PROBLEM
Copy each line that has the string "bankszámláját" somewhere in it.

DATA SECTION
-------
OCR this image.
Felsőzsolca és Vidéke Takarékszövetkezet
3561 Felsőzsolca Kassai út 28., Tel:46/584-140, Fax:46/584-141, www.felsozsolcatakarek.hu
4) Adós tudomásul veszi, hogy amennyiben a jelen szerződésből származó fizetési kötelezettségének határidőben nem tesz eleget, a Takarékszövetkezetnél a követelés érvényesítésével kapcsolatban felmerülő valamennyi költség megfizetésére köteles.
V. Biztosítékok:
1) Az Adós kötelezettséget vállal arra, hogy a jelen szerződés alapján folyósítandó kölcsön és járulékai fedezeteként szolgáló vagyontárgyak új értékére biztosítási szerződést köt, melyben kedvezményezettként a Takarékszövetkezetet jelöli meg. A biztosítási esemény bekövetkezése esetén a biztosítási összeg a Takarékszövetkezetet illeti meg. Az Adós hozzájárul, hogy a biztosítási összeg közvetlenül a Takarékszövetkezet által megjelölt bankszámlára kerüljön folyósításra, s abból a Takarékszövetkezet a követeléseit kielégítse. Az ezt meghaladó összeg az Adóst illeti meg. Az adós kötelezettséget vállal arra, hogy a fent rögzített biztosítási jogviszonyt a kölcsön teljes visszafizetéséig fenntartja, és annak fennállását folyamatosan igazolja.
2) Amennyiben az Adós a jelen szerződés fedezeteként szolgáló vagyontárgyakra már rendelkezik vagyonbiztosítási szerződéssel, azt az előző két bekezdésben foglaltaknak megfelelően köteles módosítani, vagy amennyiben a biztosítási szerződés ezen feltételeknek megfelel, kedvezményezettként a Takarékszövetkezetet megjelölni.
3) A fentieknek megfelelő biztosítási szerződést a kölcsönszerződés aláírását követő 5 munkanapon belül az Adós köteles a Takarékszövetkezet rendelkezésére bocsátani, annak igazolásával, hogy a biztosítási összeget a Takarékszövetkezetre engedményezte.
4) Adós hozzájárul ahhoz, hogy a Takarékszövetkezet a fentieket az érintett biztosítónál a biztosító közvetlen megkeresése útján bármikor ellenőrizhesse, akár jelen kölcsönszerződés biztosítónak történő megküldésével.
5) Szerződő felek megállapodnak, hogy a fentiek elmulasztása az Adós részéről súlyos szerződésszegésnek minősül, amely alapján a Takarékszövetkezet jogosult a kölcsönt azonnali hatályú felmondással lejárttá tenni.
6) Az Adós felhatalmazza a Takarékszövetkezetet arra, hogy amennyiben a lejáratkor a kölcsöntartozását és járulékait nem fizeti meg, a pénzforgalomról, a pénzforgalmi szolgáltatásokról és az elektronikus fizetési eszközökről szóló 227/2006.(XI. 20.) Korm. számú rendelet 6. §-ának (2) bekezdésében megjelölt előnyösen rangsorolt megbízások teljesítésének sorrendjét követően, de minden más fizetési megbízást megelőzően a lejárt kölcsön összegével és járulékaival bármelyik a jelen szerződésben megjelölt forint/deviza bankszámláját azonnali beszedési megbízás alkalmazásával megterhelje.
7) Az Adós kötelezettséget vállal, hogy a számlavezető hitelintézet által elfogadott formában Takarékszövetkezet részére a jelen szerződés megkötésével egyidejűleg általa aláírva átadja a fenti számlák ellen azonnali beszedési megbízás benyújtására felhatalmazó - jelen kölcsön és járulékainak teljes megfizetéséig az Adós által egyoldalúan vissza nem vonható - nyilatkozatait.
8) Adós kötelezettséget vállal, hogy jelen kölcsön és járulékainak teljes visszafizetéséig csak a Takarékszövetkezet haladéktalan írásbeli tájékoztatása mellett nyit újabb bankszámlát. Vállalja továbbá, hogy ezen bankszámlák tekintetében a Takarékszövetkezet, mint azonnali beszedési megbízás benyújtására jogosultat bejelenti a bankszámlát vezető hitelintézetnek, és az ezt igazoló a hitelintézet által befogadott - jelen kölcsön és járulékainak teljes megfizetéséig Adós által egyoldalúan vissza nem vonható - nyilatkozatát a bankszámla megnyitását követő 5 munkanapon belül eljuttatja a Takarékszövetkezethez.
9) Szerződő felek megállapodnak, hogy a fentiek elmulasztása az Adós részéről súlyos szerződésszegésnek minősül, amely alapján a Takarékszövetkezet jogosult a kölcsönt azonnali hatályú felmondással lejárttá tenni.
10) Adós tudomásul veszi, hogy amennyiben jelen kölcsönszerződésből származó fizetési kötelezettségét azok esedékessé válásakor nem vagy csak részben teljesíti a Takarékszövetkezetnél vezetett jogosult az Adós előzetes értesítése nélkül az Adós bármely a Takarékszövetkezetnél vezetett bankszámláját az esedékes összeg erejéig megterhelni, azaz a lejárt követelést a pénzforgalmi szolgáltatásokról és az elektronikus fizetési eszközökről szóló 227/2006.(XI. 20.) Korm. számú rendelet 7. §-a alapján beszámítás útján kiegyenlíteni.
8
-------
FINAL RESULT
6) Az Adós felhatalmazza a Takarékszövetkezetet arra, hogy amennyiben a lejáratkor a kölcsöntartozását és járulékait nem fizeti meg, a pénzforgalomról, a pénzforgalmi szolgáltatásokról és az elektronikus fizetési eszközökről szóló 227/2006.(XI. 20.) Korm. számú rendelet 6. §-ának (2) bekezdésében megjelölt előnyösen rangsorolt megbízások teljesítésének sorrendjét követően, de minden más fizetési megbízást megelőzően a lejárt kölcsön összegével és járulékaival bármelyik a jelen szerződésben megjelölt forint/deviza bankszámláját azonnali beszedési megbízás alkalmazásával megterhelje.
10) Adós tudomásul veszi, hogy amennyiben jelen kölcsönszerződésből származó fizetési kötelezettségét azok esedékessé válásakor nem vagy csak részben teljesíti a Takarékszövetkezetnél vezetett jogosult az Adós előzetes értesítése nélkül az Adós bármely a Takarékszövetkezetnél vezetett bankszámláját az esedékes összeg erejéig megterhelni, azaz a lejárt követelést a pénzforgalmi szolgáltatásokról és az elektronikus fizetési eszközökről szóló 227/2006.(XI. 20.) Korm. számú rendelet 7. §-a alapján beszámítás útján kiegyenlíteni.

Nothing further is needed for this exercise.